## Dataset excerpts:
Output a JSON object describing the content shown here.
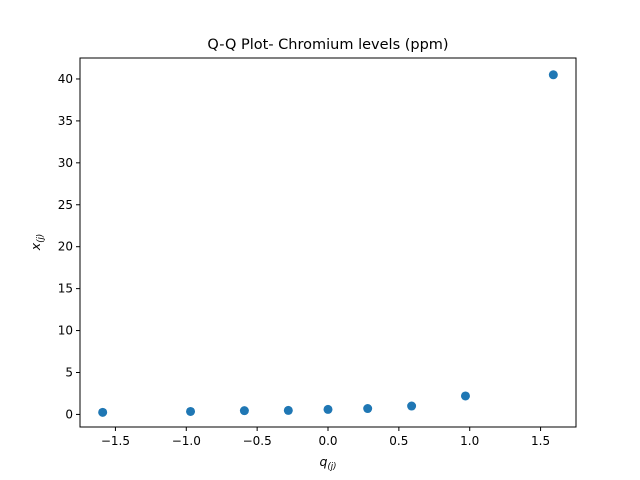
{
  "chart_data": {
    "type": "scatter",
    "title": "Q-Q Plot- Chromium levels (ppm)",
    "xlabel": {
      "base": "q",
      "sub": "(j)"
    },
    "ylabel": {
      "base": "x",
      "sub": "(j)"
    },
    "xlim": [
      -1.75,
      1.75
    ],
    "ylim": [
      -1.5,
      42.5
    ],
    "xticks": [
      -1.5,
      -1.0,
      -0.5,
      0.0,
      0.5,
      1.0,
      1.5
    ],
    "xtick_labels": [
      "−1.5",
      "−1.0",
      "−0.5",
      "0.0",
      "0.5",
      "1.0",
      "1.5"
    ],
    "yticks": [
      0,
      5,
      10,
      15,
      20,
      25,
      30,
      35,
      40
    ],
    "ytick_labels": [
      "0",
      "5",
      "10",
      "15",
      "20",
      "25",
      "30",
      "35",
      "40"
    ],
    "grid": false,
    "color": "#1f77b4",
    "points": [
      {
        "x": -1.59,
        "y": 0.25
      },
      {
        "x": -0.97,
        "y": 0.35
      },
      {
        "x": -0.59,
        "y": 0.45
      },
      {
        "x": -0.28,
        "y": 0.48
      },
      {
        "x": 0.0,
        "y": 0.6
      },
      {
        "x": 0.28,
        "y": 0.7
      },
      {
        "x": 0.59,
        "y": 1.0
      },
      {
        "x": 0.97,
        "y": 2.2
      },
      {
        "x": 1.59,
        "y": 40.5
      }
    ]
  }
}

## Exercise details:
Restate the data above word for word. Skip every picture.

## Task solution:
Output a JSON object describing the content shown here.
{
  "chart_data": {
    "type": "scatter",
    "title": "Q-Q Plot- Chromium levels (ppm)",
    "xlabel": {
      "base": "q",
      "sub": "(j)"
    },
    "ylabel": {
      "base": "x",
      "sub": "(j)"
    },
    "xlim": [
      -1.75,
      1.75
    ],
    "ylim": [
      -1.5,
      42.5
    ],
    "xticks": [
      -1.5,
      -1.0,
      -0.5,
      0.0,
      0.5,
      1.0,
      1.5
    ],
    "xtick_labels": [
      "−1.5",
      "−1.0",
      "−0.5",
      "0.0",
      "0.5",
      "1.0",
      "1.5"
    ],
    "yticks": [
      0,
      5,
      10,
      15,
      20,
      25,
      30,
      35,
      40
    ],
    "ytick_labels": [
      "0",
      "5",
      "10",
      "15",
      "20",
      "25",
      "30",
      "35",
      "40"
    ],
    "grid": false,
    "color": "#1f77b4",
    "points": [
      {
        "x": -1.59,
        "y": 0.25
      },
      {
        "x": -0.97,
        "y": 0.35
      },
      {
        "x": -0.59,
        "y": 0.45
      },
      {
        "x": -0.28,
        "y": 0.48
      },
      {
        "x": 0.0,
        "y": 0.6
      },
      {
        "x": 0.28,
        "y": 0.7
      },
      {
        "x": 0.59,
        "y": 1.0
      },
      {
        "x": 0.97,
        "y": 2.2
      },
      {
        "x": 1.59,
        "y": 40.5
      }
    ]
  }
}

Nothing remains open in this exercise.